## Stated exercise
Copy out the data below verbatim.

-----

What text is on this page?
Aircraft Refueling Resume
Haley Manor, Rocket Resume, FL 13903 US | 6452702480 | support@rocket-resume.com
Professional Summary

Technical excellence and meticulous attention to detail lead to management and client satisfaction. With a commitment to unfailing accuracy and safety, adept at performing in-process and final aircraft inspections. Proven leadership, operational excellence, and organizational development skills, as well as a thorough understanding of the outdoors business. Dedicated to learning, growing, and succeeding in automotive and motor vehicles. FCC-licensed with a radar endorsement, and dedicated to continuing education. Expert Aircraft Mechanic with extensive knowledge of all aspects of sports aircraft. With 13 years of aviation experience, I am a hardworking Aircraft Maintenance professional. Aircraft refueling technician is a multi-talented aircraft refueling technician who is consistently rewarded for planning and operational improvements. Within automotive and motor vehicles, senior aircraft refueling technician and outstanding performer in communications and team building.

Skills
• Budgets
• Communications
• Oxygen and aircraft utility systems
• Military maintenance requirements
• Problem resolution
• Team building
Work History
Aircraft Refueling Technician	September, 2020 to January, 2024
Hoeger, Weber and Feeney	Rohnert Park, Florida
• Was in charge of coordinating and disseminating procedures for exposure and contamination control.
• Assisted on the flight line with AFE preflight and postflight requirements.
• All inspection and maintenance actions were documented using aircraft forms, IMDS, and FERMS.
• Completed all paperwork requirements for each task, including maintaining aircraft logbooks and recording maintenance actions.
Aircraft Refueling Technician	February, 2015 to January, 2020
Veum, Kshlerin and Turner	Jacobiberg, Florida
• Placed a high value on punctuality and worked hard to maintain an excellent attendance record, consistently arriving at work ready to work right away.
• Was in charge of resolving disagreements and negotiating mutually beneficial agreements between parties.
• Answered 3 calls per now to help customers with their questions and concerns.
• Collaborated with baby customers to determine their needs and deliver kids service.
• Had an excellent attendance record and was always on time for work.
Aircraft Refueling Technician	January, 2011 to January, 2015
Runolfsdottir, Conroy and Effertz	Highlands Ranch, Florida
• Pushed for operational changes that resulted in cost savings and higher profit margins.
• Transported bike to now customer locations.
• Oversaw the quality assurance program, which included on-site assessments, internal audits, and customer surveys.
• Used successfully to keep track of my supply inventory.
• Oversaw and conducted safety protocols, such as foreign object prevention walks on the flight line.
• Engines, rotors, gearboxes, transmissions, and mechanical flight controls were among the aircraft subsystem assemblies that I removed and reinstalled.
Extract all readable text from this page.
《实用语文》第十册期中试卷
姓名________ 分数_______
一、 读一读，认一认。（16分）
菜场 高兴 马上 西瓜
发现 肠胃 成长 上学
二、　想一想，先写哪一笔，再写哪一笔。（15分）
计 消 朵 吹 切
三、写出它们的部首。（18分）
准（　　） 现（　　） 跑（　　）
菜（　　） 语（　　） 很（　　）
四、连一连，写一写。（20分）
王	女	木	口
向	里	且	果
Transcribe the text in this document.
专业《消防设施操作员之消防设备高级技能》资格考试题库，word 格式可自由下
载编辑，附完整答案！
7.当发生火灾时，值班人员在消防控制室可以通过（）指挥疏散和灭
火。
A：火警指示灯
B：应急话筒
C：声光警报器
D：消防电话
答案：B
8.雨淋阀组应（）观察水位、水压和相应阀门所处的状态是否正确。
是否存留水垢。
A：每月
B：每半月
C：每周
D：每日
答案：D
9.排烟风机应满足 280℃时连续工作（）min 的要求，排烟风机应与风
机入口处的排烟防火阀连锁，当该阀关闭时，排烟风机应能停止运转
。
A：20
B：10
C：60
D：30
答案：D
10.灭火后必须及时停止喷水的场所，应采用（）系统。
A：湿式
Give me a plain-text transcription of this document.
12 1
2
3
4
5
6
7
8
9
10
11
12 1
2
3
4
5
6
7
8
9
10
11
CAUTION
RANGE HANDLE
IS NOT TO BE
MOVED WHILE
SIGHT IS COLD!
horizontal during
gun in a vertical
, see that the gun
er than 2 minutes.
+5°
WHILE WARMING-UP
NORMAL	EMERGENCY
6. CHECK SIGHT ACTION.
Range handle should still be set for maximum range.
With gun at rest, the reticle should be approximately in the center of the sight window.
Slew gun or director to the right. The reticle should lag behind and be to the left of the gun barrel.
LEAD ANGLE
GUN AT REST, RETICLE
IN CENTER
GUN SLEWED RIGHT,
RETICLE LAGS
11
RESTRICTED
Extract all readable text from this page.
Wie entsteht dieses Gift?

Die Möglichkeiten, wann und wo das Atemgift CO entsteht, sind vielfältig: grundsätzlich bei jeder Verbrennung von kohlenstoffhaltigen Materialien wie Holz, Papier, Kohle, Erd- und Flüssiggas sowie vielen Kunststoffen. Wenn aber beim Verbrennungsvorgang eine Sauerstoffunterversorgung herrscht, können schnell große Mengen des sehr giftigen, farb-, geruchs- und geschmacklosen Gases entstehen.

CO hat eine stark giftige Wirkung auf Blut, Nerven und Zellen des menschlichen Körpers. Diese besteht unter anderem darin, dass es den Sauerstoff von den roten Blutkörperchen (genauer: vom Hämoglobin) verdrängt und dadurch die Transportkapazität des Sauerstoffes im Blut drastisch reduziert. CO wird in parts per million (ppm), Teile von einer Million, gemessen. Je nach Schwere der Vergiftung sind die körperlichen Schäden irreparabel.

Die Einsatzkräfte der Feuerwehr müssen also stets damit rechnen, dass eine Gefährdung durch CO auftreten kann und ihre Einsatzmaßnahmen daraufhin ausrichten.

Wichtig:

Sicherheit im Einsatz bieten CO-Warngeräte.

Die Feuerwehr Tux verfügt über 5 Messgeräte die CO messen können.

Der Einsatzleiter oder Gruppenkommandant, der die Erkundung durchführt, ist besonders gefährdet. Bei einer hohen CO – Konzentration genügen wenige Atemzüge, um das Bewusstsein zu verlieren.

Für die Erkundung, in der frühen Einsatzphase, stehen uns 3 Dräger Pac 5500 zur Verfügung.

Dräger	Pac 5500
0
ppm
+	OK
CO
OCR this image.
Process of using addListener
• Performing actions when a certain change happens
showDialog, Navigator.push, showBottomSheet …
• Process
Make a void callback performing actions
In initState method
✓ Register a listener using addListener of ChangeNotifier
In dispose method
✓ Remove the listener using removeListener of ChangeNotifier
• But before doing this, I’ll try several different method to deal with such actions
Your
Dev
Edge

-----

## Answer for the task
What text is on this page?
Aircraft Refueling Resume
Haley Manor, Rocket Resume, FL 13903 US | 6452702480 | support@rocket-resume.com
Professional Summary

Technical excellence and meticulous attention to detail lead to management and client satisfaction. With a commitment to unfailing accuracy and safety, adept at performing in-process and final aircraft inspections. Proven leadership, operational excellence, and organizational development skills, as well as a thorough understanding of the outdoors business. Dedicated to learning, growing, and succeeding in automotive and motor vehicles. FCC-licensed with a radar endorsement, and dedicated to continuing education. Expert Aircraft Mechanic with extensive knowledge of all aspects of sports aircraft. With 13 years of aviation experience, I am a hardworking Aircraft Maintenance professional. Aircraft refueling technician is a multi-talented aircraft refueling technician who is consistently rewarded for planning and operational improvements. Within automotive and motor vehicles, senior aircraft refueling technician and outstanding performer in communications and team building.

Skills
• Budgets
• Communications
• Oxygen and aircraft utility systems
• Military maintenance requirements
• Problem resolution
• Team building
Work History
Aircraft Refueling Technician	September, 2020 to January, 2024
Hoeger, Weber and Feeney	Rohnert Park, Florida
• Was in charge of coordinating and disseminating procedures for exposure and contamination control.
• Assisted on the flight line with AFE preflight and postflight requirements.
• All inspection and maintenance actions were documented using aircraft forms, IMDS, and FERMS.
• Completed all paperwork requirements for each task, including maintaining aircraft logbooks and recording maintenance actions.
Aircraft Refueling Technician	February, 2015 to January, 2020
Veum, Kshlerin and Turner	Jacobiberg, Florida
• Placed a high value on punctuality and worked hard to maintain an excellent attendance record, consistently arriving at work ready to work right away.
• Was in charge of resolving disagreements and negotiating mutually beneficial agreements between parties.
• Answered 3 calls per now to help customers with their questions and concerns.
• Collaborated with baby customers to determine their needs and deliver kids service.
• Had an excellent attendance record and was always on time for work.
Aircraft Refueling Technician	January, 2011 to January, 2015
Runolfsdottir, Conroy and Effertz	Highlands Ranch, Florida
• Pushed for operational changes that resulted in cost savings and higher profit margins.
• Transported bike to now customer locations.
• Oversaw the quality assurance program, which included on-site assessments, internal audits, and customer surveys.
• Used successfully to keep track of my supply inventory.
• Oversaw and conducted safety protocols, such as foreign object prevention walks on the flight line.
• Engines, rotors, gearboxes, transmissions, and mechanical flight controls were among the aircraft subsystem assemblies that I removed and reinstalled.
Extract all readable text from this page.
《实用语文》第十册期中试卷
姓名________ 分数_______
一、 读一读，认一认。（16分）
菜场 高兴 马上 西瓜
发现 肠胃 成长 上学
二、　想一想，先写哪一笔，再写哪一笔。（15分）
计 消 朵 吹 切
三、写出它们的部首。（18分）
准（　　） 现（　　） 跑（　　）
菜（　　） 语（　　） 很（　　）
四、连一连，写一写。（20分）
王	女	木	口
向	里	且	果
Transcribe the text in this document.
专业《消防设施操作员之消防设备高级技能》资格考试题库，word 格式可自由下
载编辑，附完整答案！
7.当发生火灾时，值班人员在消防控制室可以通过（）指挥疏散和灭
火。
A：火警指示灯
B：应急话筒
C：声光警报器
D：消防电话
答案：B
8.雨淋阀组应（）观察水位、水压和相应阀门所处的状态是否正确。
是否存留水垢。
A：每月
B：每半月
C：每周
D：每日
答案：D
9.排烟风机应满足 280℃时连续工作（）min 的要求，排烟风机应与风
机入口处的排烟防火阀连锁，当该阀关闭时，排烟风机应能停止运转
。
A：20
B：10
C：60
D：30
答案：D
10.灭火后必须及时停止喷水的场所，应采用（）系统。
A：湿式
Give me a plain-text transcription of this document.
12 1
2
3
4
5
6
7
8
9
10
11
12 1
2
3
4
5
6
7
8
9
10
11
CAUTION
RANGE HANDLE
IS NOT TO BE
MOVED WHILE
SIGHT IS COLD!
horizontal during
gun in a vertical
, see that the gun
er than 2 minutes.
+5°
WHILE WARMING-UP
NORMAL	EMERGENCY
6. CHECK SIGHT ACTION.
Range handle should still be set for maximum range.
With gun at rest, the reticle should be approximately in the center of the sight window.
Slew gun or director to the right. The reticle should lag behind and be to the left of the gun barrel.
LEAD ANGLE
GUN AT REST, RETICLE
IN CENTER
GUN SLEWED RIGHT,
RETICLE LAGS
11
RESTRICTED
Extract all readable text from this page.
Wie entsteht dieses Gift?

Die Möglichkeiten, wann und wo das Atemgift CO entsteht, sind vielfältig: grundsätzlich bei jeder Verbrennung von kohlenstoffhaltigen Materialien wie Holz, Papier, Kohle, Erd- und Flüssiggas sowie vielen Kunststoffen. Wenn aber beim Verbrennungsvorgang eine Sauerstoffunterversorgung herrscht, können schnell große Mengen des sehr giftigen, farb-, geruchs- und geschmacklosen Gases entstehen.

CO hat eine stark giftige Wirkung auf Blut, Nerven und Zellen des menschlichen Körpers. Diese besteht unter anderem darin, dass es den Sauerstoff von den roten Blutkörperchen (genauer: vom Hämoglobin) verdrängt und dadurch die Transportkapazität des Sauerstoffes im Blut drastisch reduziert. CO wird in parts per million (ppm), Teile von einer Million, gemessen. Je nach Schwere der Vergiftung sind die körperlichen Schäden irreparabel.

Die Einsatzkräfte der Feuerwehr müssen also stets damit rechnen, dass eine Gefährdung durch CO auftreten kann und ihre Einsatzmaßnahmen daraufhin ausrichten.

Wichtig:

Sicherheit im Einsatz bieten CO-Warngeräte.

Die Feuerwehr Tux verfügt über 5 Messgeräte die CO messen können.

Der Einsatzleiter oder Gruppenkommandant, der die Erkundung durchführt, ist besonders gefährdet. Bei einer hohen CO – Konzentration genügen wenige Atemzüge, um das Bewusstsein zu verlieren.

Für die Erkundung, in der frühen Einsatzphase, stehen uns 3 Dräger Pac 5500 zur Verfügung.

Dräger	Pac 5500
0
ppm
+	OK
CO
OCR this image.
Process of using addListener
• Performing actions when a certain change happens
showDialog, Navigator.push, showBottomSheet …
• Process
Make a void callback performing actions
In initState method
✓ Register a listener using addListener of ChangeNotifier
In dispose method
✓ Remove the listener using removeListener of ChangeNotifier
• But before doing this, I’ll try several different method to deal with such actions
Your
Dev
Edge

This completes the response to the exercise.